(Data excerpts)
++++
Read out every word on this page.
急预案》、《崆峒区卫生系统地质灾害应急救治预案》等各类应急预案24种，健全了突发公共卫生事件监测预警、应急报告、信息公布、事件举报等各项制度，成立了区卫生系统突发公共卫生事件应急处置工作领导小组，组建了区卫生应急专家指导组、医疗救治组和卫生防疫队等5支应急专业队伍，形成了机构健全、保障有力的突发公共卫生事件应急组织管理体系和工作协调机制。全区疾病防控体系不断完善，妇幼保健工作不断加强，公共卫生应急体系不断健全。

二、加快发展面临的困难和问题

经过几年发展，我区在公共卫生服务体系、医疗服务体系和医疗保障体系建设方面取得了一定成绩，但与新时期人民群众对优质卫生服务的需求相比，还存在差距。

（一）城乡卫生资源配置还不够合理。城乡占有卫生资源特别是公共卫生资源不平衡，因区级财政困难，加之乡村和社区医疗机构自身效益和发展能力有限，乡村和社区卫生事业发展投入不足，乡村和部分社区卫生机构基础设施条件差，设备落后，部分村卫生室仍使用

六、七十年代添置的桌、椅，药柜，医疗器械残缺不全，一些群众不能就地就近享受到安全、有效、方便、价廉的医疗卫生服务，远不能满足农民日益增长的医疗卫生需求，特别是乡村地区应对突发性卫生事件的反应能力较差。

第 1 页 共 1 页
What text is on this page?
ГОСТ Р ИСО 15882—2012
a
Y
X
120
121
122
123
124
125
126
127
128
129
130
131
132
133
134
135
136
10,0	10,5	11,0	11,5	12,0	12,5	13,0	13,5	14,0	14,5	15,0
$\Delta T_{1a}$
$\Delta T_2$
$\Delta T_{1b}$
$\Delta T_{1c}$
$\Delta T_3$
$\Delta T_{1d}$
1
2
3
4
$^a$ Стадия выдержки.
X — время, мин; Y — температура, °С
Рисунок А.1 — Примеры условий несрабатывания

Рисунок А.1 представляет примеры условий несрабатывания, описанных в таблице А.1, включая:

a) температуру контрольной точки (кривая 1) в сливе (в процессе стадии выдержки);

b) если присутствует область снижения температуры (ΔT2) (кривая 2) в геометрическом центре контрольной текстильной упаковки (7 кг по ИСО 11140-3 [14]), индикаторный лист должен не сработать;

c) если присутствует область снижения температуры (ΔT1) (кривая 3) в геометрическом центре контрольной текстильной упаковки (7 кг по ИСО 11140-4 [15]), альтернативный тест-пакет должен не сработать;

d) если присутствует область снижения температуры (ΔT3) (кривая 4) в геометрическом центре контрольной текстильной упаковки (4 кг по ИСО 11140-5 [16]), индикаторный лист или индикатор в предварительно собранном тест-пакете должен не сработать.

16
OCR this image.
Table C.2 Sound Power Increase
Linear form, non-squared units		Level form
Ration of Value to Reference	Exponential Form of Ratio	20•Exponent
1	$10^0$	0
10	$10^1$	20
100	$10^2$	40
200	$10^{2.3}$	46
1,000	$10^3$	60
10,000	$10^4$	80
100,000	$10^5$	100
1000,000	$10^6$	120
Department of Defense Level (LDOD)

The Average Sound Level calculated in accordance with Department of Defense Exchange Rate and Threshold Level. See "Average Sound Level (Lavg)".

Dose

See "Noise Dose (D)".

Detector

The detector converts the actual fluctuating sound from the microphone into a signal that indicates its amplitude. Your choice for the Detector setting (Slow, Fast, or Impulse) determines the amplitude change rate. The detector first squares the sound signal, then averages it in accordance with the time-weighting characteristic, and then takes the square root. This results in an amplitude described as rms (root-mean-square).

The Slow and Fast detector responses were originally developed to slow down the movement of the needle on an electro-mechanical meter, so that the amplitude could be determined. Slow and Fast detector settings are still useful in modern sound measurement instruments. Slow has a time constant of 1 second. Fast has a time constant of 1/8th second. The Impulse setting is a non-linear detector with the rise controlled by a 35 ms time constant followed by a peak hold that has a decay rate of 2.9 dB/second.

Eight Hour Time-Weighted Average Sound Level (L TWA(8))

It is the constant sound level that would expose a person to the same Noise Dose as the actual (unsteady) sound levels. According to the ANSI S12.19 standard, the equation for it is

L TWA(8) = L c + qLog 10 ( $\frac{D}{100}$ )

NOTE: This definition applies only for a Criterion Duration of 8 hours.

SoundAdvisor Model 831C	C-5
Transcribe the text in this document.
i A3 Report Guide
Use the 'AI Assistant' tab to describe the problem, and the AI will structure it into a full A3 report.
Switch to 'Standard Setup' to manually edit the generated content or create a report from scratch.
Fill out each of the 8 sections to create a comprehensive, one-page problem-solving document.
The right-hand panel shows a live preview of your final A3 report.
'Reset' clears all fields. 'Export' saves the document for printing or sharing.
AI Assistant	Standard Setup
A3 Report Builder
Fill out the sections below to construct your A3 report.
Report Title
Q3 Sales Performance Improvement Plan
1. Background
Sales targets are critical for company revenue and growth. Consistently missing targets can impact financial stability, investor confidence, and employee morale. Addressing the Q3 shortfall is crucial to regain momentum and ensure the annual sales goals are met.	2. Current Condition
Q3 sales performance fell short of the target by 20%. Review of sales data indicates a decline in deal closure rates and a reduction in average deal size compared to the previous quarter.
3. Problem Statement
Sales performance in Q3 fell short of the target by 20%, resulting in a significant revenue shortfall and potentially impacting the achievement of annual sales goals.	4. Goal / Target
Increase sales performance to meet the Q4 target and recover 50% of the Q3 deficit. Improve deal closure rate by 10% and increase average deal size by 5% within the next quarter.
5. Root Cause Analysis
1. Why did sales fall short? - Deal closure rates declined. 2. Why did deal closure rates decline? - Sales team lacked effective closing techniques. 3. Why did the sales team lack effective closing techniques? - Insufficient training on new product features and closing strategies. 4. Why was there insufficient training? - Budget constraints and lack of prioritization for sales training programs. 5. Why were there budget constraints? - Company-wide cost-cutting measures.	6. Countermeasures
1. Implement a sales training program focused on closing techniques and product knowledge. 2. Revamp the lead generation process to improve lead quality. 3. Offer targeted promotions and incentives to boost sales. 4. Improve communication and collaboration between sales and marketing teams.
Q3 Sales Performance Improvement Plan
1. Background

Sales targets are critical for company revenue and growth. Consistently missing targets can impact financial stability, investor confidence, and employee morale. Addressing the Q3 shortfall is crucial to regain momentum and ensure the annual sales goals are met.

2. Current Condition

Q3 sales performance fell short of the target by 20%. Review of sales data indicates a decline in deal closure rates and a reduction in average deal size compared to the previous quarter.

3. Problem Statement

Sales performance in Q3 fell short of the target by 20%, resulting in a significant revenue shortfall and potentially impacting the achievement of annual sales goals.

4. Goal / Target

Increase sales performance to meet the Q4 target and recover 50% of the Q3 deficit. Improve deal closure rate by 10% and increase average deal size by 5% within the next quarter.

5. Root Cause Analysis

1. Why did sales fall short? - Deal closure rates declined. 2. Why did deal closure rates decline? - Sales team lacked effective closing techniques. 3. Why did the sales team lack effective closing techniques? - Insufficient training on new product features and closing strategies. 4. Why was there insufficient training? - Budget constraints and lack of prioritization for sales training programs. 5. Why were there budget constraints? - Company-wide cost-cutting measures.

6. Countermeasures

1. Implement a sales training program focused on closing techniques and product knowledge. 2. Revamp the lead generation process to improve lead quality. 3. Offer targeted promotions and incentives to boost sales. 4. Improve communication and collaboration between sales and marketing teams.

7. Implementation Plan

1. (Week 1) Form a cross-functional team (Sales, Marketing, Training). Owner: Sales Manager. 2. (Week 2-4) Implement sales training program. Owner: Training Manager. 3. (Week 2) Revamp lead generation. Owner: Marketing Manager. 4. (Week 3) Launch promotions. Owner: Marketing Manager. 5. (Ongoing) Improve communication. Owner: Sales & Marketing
++++
▸ Aim:
Go through the material above line by line and copy it exactly.

▸ Written solution:
Read out every word on this page.
急预案》、《崆峒区卫生系统地质灾害应急救治预案》等各类应急预案24种，健全了突发公共卫生事件监测预警、应急报告、信息公布、事件举报等各项制度，成立了区卫生系统突发公共卫生事件应急处置工作领导小组，组建了区卫生应急专家指导组、医疗救治组和卫生防疫队等5支应急专业队伍，形成了机构健全、保障有力的突发公共卫生事件应急组织管理体系和工作协调机制。全区疾病防控体系不断完善，妇幼保健工作不断加强，公共卫生应急体系不断健全。

二、加快发展面临的困难和问题

经过几年发展，我区在公共卫生服务体系、医疗服务体系和医疗保障体系建设方面取得了一定成绩，但与新时期人民群众对优质卫生服务的需求相比，还存在差距。

（一）城乡卫生资源配置还不够合理。城乡占有卫生资源特别是公共卫生资源不平衡，因区级财政困难，加之乡村和社区医疗机构自身效益和发展能力有限，乡村和社区卫生事业发展投入不足，乡村和部分社区卫生机构基础设施条件差，设备落后，部分村卫生室仍使用

六、七十年代添置的桌、椅，药柜，医疗器械残缺不全，一些群众不能就地就近享受到安全、有效、方便、价廉的医疗卫生服务，远不能满足农民日益增长的医疗卫生需求，特别是乡村地区应对突发性卫生事件的反应能力较差。

第 1 页 共 1 页
What text is on this page?
ГОСТ Р ИСО 15882—2012
a
Y
X
120
121
122
123
124
125
126
127
128
129
130
131
132
133
134
135
136
10,0	10,5	11,0	11,5	12,0	12,5	13,0	13,5	14,0	14,5	15,0
$\Delta T_{1a}$
$\Delta T_2$
$\Delta T_{1b}$
$\Delta T_{1c}$
$\Delta T_3$
$\Delta T_{1d}$
1
2
3
4
$^a$ Стадия выдержки.
X — время, мин; Y — температура, °С
Рисунок А.1 — Примеры условий несрабатывания

Рисунок А.1 представляет примеры условий несрабатывания, описанных в таблице А.1, включая:

a) температуру контрольной точки (кривая 1) в сливе (в процессе стадии выдержки);

b) если присутствует область снижения температуры (ΔT2) (кривая 2) в геометрическом центре контрольной текстильной упаковки (7 кг по ИСО 11140-3 [14]), индикаторный лист должен не сработать;

c) если присутствует область снижения температуры (ΔT1) (кривая 3) в геометрическом центре контрольной текстильной упаковки (7 кг по ИСО 11140-4 [15]), альтернативный тест-пакет должен не сработать;

d) если присутствует область снижения температуры (ΔT3) (кривая 4) в геометрическом центре контрольной текстильной упаковки (4 кг по ИСО 11140-5 [16]), индикаторный лист или индикатор в предварительно собранном тест-пакете должен не сработать.

16
OCR this image.
Table C.2 Sound Power Increase
Linear form, non-squared units		Level form
Ration of Value to Reference	Exponential Form of Ratio	20•Exponent
1	$10^0$	0
10	$10^1$	20
100	$10^2$	40
200	$10^{2.3}$	46
1,000	$10^3$	60
10,000	$10^4$	80
100,000	$10^5$	100
1000,000	$10^6$	120
Department of Defense Level (LDOD)

The Average Sound Level calculated in accordance with Department of Defense Exchange Rate and Threshold Level. See "Average Sound Level (Lavg)".

Dose

See "Noise Dose (D)".

Detector

The detector converts the actual fluctuating sound from the microphone into a signal that indicates its amplitude. Your choice for the Detector setting (Slow, Fast, or Impulse) determines the amplitude change rate. The detector first squares the sound signal, then averages it in accordance with the time-weighting characteristic, and then takes the square root. This results in an amplitude described as rms (root-mean-square).

The Slow and Fast detector responses were originally developed to slow down the movement of the needle on an electro-mechanical meter, so that the amplitude could be determined. Slow and Fast detector settings are still useful in modern sound measurement instruments. Slow has a time constant of 1 second. Fast has a time constant of 1/8th second. The Impulse setting is a non-linear detector with the rise controlled by a 35 ms time constant followed by a peak hold that has a decay rate of 2.9 dB/second.

Eight Hour Time-Weighted Average Sound Level (L TWA(8))

It is the constant sound level that would expose a person to the same Noise Dose as the actual (unsteady) sound levels. According to the ANSI S12.19 standard, the equation for it is

L TWA(8) = L c + qLog 10 ( $\frac{D}{100}$ )

NOTE: This definition applies only for a Criterion Duration of 8 hours.

SoundAdvisor Model 831C	C-5
Transcribe the text in this document.
i A3 Report Guide
Use the 'AI Assistant' tab to describe the problem, and the AI will structure it into a full A3 report.
Switch to 'Standard Setup' to manually edit the generated content or create a report from scratch.
Fill out each of the 8 sections to create a comprehensive, one-page problem-solving document.
The right-hand panel shows a live preview of your final A3 report.
'Reset' clears all fields. 'Export' saves the document for printing or sharing.
AI Assistant	Standard Setup
A3 Report Builder
Fill out the sections below to construct your A3 report.
Report Title
Q3 Sales Performance Improvement Plan
1. Background
Sales targets are critical for company revenue and growth. Consistently missing targets can impact financial stability, investor confidence, and employee morale. Addressing the Q3 shortfall is crucial to regain momentum and ensure the annual sales goals are met.	2. Current Condition
Q3 sales performance fell short of the target by 20%. Review of sales data indicates a decline in deal closure rates and a reduction in average deal size compared to the previous quarter.
3. Problem Statement
Sales performance in Q3 fell short of the target by 20%, resulting in a significant revenue shortfall and potentially impacting the achievement of annual sales goals.	4. Goal / Target
Increase sales performance to meet the Q4 target and recover 50% of the Q3 deficit. Improve deal closure rate by 10% and increase average deal size by 5% within the next quarter.
5. Root Cause Analysis
1. Why did sales fall short? - Deal closure rates declined. 2. Why did deal closure rates decline? - Sales team lacked effective closing techniques. 3. Why did the sales team lack effective closing techniques? - Insufficient training on new product features and closing strategies. 4. Why was there insufficient training? - Budget constraints and lack of prioritization for sales training programs. 5. Why were there budget constraints? - Company-wide cost-cutting measures.	6. Countermeasures
1. Implement a sales training program focused on closing techniques and product knowledge. 2. Revamp the lead generation process to improve lead quality. 3. Offer targeted promotions and incentives to boost sales. 4. Improve communication and collaboration between sales and marketing teams.
Q3 Sales Performance Improvement Plan
1. Background

Sales targets are critical for company revenue and growth. Consistently missing targets can impact financial stability, investor confidence, and employee morale. Addressing the Q3 shortfall is crucial to regain momentum and ensure the annual sales goals are met.

2. Current Condition

Q3 sales performance fell short of the target by 20%. Review of sales data indicates a decline in deal closure rates and a reduction in average deal size compared to the previous quarter.

3. Problem Statement

Sales performance in Q3 fell short of the target by 20%, resulting in a significant revenue shortfall and potentially impacting the achievement of annual sales goals.

4. Goal / Target

Increase sales performance to meet the Q4 target and recover 50% of the Q3 deficit. Improve deal closure rate by 10% and increase average deal size by 5% within the next quarter.

5. Root Cause Analysis

1. Why did sales fall short? - Deal closure rates declined. 2. Why did deal closure rates decline? - Sales team lacked effective closing techniques. 3. Why did the sales team lack effective closing techniques? - Insufficient training on new product features and closing strategies. 4. Why was there insufficient training? - Budget constraints and lack of prioritization for sales training programs. 5. Why were there budget constraints? - Company-wide cost-cutting measures.

6. Countermeasures

1. Implement a sales training program focused on closing techniques and product knowledge. 2. Revamp the lead generation process to improve lead quality. 3. Offer targeted promotions and incentives to boost sales. 4. Improve communication and collaboration between sales and marketing teams.

7. Implementation Plan

1. (Week 1) Form a cross-functional team (Sales, Marketing, Training). Owner: Sales Manager. 2. (Week 2-4) Implement sales training program. Owner: Training Manager. 3. (Week 2) Revamp lead generation. Owner: Marketing Manager. 4. (Week 3) Launch promotions. Owner: Marketing Manager. 5. (Ongoing) Improve communication. Owner: Sales & Marketing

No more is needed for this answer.